**WHAT YOU SHOULD DO**
Look below and pull out each line with the word "Membrane".

----------------

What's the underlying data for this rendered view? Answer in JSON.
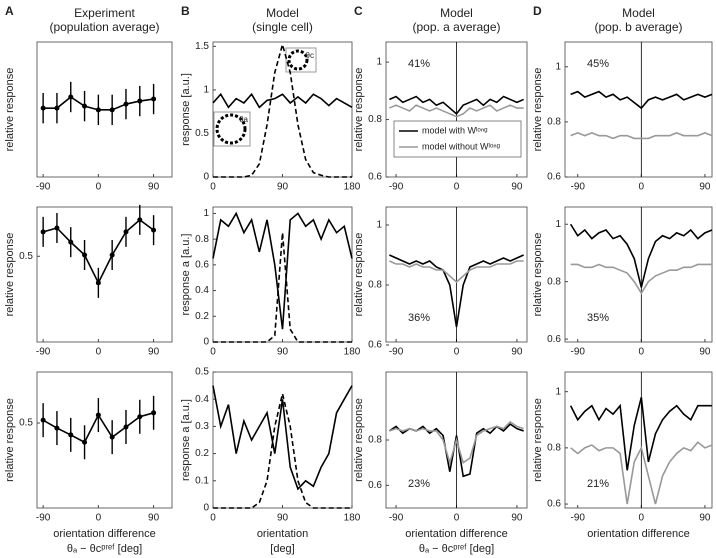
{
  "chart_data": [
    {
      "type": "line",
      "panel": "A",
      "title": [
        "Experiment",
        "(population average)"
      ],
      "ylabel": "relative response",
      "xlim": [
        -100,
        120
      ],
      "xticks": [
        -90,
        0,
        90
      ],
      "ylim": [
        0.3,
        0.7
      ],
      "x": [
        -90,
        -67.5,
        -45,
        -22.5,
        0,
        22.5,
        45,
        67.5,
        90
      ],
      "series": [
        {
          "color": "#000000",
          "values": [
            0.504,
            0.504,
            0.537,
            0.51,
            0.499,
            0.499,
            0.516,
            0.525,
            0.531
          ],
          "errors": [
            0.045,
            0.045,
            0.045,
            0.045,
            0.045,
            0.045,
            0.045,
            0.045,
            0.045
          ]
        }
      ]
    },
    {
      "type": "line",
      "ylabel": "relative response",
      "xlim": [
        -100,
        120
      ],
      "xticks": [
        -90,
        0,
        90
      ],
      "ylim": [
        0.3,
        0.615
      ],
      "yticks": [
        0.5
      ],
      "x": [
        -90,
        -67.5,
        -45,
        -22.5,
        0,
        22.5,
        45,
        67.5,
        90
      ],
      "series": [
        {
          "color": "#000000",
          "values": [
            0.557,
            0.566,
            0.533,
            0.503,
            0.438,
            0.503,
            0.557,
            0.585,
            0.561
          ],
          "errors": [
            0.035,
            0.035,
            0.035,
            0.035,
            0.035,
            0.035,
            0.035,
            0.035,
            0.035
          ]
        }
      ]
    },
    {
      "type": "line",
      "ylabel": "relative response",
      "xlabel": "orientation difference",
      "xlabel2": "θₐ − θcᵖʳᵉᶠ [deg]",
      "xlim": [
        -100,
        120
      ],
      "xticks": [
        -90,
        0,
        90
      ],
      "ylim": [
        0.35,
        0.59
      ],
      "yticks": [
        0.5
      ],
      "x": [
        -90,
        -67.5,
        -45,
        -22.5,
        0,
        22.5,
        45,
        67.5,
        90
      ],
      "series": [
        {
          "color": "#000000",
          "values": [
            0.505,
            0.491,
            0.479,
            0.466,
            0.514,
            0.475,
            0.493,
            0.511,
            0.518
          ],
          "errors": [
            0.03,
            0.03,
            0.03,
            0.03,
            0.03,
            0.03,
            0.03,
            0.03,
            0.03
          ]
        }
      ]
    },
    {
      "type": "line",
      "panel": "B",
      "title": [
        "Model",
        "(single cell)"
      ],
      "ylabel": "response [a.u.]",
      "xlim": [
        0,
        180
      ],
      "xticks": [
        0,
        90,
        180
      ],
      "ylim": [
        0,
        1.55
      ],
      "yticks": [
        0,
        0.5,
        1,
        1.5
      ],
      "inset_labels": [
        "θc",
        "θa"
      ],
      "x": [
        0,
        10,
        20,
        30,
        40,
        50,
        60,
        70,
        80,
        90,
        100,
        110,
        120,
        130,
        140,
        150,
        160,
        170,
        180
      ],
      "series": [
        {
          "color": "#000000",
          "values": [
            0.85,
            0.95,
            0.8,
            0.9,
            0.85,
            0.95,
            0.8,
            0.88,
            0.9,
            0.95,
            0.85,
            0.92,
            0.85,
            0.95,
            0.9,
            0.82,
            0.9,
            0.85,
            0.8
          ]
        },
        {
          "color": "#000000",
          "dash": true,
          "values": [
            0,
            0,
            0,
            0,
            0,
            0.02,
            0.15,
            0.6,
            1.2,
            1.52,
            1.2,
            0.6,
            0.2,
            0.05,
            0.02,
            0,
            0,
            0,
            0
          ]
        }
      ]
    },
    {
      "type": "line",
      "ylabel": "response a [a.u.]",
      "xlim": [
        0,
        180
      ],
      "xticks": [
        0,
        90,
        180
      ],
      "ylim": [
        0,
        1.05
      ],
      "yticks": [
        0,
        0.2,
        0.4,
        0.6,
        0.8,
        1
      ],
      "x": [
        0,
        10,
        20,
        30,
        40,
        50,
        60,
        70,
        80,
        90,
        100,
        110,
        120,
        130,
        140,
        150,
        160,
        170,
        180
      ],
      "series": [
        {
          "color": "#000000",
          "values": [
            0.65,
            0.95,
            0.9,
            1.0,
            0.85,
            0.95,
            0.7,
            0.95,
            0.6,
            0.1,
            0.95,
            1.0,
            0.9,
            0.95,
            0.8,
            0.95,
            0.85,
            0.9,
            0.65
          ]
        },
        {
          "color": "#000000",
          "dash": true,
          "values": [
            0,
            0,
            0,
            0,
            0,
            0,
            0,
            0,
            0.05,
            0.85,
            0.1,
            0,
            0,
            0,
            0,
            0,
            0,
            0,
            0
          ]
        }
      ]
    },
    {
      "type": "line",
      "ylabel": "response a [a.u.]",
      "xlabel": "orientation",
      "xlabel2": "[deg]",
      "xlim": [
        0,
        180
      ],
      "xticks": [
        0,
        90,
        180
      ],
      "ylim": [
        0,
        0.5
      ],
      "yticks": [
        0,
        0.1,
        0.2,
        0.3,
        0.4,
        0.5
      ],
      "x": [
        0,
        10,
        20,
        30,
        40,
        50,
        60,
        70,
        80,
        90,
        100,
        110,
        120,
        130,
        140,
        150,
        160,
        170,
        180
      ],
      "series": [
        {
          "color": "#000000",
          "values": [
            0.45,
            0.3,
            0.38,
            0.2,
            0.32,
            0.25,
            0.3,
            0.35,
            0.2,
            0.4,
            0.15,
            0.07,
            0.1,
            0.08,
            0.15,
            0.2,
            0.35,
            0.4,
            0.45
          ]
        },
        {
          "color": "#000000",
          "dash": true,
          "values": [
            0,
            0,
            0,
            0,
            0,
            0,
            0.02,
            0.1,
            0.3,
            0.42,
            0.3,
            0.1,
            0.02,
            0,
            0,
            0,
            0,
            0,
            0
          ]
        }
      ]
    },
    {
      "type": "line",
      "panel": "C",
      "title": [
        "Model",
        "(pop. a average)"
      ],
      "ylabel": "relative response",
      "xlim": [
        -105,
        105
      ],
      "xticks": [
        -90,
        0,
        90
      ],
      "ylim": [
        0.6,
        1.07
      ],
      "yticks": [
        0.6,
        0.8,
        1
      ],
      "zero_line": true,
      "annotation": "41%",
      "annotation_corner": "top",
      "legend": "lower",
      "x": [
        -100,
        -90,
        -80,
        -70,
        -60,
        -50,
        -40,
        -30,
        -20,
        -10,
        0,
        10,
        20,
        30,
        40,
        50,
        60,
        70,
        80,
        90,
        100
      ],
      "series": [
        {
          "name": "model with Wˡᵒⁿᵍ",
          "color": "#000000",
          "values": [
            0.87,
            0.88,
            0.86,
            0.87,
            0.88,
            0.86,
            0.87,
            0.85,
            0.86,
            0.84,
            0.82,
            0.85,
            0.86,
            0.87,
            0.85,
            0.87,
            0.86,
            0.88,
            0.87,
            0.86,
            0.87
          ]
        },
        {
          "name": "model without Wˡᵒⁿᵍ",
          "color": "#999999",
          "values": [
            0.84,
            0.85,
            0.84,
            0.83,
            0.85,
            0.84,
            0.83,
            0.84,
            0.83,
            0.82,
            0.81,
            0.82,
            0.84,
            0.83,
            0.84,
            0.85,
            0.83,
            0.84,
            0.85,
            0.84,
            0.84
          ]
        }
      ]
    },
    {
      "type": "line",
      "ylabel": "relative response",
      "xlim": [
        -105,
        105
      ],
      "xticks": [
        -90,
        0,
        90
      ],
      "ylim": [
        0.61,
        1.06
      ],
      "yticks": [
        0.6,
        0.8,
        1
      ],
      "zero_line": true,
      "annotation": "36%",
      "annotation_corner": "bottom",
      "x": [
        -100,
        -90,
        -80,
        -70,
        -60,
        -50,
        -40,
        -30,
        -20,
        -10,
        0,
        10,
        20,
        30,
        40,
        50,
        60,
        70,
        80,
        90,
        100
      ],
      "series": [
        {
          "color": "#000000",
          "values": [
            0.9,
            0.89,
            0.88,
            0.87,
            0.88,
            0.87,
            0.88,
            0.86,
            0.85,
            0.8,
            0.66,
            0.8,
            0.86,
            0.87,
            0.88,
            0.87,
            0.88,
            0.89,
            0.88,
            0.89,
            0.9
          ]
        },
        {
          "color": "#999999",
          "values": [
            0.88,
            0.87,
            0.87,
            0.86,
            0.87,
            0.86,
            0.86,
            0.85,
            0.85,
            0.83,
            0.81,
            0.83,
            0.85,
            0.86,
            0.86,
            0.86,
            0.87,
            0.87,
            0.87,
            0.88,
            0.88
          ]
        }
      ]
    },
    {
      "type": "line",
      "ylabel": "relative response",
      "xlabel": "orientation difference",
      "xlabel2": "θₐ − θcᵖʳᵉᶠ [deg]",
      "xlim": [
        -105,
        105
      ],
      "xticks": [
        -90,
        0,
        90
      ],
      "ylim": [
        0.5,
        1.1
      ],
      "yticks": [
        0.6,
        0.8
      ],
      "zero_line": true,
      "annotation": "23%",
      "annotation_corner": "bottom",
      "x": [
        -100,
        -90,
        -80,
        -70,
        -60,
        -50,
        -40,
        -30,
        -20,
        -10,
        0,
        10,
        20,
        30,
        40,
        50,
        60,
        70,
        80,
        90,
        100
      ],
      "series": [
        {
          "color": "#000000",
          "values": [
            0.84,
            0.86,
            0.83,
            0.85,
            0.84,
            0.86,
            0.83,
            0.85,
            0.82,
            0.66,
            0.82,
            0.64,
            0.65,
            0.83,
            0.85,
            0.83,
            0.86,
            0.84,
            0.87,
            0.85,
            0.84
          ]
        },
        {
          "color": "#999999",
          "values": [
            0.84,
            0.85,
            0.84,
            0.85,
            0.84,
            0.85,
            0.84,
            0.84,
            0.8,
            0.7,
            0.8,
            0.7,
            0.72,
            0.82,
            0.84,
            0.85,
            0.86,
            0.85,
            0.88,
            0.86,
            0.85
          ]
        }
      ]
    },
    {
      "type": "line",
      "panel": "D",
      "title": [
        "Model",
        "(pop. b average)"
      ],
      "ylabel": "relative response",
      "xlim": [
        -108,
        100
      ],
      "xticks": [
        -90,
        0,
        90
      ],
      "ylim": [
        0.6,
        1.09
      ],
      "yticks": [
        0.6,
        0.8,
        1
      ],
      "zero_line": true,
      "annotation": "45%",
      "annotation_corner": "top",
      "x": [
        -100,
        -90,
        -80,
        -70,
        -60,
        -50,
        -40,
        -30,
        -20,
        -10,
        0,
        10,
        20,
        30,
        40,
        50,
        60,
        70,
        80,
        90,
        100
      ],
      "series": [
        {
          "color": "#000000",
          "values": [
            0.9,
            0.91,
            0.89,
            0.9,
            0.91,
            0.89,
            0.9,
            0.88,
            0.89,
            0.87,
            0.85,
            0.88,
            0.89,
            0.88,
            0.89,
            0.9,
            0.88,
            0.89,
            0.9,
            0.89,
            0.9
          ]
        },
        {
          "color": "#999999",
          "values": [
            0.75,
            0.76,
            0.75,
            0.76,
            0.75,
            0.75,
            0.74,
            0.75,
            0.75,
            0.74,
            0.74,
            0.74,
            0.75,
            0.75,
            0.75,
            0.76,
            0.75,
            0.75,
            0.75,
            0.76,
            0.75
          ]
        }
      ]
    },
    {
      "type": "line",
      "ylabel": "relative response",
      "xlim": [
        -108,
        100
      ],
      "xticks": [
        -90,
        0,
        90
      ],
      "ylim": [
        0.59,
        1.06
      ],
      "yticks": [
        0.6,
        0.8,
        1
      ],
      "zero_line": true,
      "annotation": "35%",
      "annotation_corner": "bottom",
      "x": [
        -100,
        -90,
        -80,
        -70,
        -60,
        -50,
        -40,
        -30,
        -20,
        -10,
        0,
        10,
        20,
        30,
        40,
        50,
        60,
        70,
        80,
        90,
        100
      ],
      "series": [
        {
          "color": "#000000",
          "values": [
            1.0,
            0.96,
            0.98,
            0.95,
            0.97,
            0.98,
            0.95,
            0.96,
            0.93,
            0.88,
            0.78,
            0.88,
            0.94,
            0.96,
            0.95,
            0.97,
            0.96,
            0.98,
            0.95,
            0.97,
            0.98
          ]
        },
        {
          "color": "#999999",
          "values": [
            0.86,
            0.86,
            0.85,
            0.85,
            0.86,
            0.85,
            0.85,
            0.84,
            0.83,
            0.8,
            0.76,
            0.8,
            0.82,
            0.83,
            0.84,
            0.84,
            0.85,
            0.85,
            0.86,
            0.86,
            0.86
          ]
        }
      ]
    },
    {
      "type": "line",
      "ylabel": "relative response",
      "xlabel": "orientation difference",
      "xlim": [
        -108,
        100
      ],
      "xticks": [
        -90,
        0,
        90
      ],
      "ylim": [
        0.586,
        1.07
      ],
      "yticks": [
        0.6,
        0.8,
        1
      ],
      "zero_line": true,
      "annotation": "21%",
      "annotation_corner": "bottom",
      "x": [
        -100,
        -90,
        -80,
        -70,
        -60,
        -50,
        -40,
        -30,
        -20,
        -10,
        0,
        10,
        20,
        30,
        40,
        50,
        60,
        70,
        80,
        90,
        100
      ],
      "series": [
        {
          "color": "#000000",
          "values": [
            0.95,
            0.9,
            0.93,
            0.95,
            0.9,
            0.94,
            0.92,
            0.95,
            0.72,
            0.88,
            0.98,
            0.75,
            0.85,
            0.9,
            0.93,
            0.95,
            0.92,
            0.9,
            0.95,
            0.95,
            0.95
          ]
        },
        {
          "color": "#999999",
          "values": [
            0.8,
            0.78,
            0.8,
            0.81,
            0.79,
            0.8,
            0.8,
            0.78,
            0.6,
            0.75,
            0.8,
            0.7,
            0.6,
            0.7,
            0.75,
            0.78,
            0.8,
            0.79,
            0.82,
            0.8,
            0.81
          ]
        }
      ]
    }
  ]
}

----------------

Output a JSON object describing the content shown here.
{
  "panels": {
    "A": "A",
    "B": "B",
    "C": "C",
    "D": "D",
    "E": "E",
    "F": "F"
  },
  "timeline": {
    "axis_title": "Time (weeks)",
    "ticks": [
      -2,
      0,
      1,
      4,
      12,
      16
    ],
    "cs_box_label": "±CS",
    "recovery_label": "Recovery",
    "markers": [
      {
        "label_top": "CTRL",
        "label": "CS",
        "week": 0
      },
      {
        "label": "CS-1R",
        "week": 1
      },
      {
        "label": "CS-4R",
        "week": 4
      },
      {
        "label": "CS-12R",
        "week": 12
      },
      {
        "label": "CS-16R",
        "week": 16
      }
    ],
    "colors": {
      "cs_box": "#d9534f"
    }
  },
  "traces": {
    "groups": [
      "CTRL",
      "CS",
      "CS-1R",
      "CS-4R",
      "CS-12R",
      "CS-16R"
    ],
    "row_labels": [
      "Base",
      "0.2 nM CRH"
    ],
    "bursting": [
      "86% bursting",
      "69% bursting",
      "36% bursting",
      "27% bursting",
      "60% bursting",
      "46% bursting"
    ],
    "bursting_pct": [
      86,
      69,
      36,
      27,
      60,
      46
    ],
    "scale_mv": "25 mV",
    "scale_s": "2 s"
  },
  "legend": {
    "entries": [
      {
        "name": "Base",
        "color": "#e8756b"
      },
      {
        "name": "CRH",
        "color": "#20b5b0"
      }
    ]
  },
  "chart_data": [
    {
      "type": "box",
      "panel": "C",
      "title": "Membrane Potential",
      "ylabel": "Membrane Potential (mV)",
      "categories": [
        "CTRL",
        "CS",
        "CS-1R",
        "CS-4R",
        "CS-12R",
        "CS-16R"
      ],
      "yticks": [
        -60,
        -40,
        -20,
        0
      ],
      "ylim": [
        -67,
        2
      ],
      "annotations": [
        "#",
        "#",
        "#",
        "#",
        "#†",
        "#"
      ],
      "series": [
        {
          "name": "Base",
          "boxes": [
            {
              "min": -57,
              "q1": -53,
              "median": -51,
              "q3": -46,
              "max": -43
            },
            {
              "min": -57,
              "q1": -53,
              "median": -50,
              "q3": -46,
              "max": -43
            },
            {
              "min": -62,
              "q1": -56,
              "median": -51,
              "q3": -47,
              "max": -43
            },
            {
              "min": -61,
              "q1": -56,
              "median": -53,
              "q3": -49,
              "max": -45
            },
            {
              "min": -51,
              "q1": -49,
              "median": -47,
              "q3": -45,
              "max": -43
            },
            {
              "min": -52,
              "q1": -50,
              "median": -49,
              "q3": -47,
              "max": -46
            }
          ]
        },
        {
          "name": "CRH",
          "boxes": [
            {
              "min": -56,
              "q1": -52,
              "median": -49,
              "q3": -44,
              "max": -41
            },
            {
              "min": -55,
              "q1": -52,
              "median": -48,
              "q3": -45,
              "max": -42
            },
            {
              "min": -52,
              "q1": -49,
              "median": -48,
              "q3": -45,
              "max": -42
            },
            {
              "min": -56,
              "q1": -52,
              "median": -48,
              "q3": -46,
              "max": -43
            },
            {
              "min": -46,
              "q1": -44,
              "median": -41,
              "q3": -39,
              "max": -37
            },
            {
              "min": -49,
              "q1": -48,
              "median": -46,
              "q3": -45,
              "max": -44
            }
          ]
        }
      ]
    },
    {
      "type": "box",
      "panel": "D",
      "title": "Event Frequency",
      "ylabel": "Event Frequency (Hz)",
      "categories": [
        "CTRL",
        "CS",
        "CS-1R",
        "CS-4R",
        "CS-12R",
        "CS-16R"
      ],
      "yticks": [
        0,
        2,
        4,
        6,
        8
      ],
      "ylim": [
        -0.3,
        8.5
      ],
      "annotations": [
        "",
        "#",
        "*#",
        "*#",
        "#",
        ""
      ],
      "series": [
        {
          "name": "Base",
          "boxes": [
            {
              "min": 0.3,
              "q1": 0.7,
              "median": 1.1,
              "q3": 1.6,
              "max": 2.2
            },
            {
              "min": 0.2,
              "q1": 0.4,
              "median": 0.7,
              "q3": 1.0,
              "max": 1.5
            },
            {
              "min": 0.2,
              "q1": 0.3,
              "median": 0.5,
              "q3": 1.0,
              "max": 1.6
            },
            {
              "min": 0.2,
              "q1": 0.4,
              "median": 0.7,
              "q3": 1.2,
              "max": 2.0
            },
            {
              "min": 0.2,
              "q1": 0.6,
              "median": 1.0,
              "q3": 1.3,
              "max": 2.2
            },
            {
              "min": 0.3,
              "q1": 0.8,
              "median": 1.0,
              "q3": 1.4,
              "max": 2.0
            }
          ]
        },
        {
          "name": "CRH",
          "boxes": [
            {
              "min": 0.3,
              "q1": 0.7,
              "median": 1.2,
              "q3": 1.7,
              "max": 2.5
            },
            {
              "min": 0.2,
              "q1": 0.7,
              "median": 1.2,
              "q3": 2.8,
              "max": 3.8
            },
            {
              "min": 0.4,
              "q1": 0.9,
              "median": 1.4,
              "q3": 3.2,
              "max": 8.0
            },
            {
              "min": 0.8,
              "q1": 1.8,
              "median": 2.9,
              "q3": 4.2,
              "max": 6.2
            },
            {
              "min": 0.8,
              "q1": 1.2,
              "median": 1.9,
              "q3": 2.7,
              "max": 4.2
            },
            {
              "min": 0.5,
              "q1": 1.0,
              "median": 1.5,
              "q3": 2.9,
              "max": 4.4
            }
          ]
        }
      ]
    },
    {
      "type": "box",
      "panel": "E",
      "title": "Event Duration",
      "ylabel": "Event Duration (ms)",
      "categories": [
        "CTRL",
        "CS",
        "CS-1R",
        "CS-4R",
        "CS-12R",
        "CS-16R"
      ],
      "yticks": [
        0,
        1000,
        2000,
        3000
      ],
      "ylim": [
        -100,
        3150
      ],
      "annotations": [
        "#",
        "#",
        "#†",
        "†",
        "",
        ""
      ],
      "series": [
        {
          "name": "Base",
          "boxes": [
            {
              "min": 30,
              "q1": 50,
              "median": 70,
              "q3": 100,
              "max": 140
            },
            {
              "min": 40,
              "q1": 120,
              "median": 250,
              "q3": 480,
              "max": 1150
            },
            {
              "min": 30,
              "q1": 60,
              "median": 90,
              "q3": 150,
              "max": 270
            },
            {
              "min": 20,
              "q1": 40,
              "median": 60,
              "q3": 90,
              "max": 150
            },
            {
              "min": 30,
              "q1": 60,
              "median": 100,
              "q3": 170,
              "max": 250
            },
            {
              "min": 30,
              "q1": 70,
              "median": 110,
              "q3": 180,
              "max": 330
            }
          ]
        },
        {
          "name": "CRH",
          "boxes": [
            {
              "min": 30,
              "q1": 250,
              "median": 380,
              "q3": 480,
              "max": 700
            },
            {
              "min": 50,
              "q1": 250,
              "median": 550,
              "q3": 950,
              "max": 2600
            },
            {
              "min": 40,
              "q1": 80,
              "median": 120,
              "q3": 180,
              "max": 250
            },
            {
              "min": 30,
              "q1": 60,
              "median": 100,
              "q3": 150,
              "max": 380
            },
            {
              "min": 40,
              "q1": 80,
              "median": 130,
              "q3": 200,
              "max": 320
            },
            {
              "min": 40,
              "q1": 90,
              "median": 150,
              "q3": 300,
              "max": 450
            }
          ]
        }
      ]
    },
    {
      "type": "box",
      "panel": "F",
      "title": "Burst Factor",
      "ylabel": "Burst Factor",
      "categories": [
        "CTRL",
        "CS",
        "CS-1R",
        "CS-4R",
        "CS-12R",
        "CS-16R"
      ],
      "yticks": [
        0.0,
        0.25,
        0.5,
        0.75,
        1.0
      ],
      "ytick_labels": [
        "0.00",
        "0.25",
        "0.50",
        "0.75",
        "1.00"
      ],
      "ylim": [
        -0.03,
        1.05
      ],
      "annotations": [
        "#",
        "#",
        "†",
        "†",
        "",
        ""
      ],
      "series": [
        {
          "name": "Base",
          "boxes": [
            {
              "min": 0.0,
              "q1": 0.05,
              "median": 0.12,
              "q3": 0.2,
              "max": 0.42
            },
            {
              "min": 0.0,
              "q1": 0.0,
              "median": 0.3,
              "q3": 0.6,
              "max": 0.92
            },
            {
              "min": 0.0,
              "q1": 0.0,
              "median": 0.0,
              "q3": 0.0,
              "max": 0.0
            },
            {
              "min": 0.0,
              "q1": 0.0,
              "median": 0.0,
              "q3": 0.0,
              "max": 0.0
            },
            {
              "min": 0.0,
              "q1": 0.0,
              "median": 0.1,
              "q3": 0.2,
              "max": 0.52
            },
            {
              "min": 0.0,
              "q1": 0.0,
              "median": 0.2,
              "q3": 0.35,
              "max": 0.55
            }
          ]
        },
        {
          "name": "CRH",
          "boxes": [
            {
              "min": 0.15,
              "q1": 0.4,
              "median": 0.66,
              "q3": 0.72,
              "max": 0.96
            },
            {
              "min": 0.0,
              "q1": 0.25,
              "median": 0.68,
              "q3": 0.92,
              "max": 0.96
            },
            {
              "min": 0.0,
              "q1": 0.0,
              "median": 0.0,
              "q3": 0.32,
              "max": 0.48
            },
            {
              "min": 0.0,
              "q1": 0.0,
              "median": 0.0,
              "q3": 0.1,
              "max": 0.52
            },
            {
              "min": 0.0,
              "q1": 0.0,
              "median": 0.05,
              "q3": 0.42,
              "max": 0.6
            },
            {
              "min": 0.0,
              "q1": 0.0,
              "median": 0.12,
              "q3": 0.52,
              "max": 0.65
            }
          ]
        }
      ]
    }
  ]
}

----------------

**OUTPUT OF THE EXERCISE**
      "title": "Membrane Potential",
      "ylabel": "Membrane Potential (mV)",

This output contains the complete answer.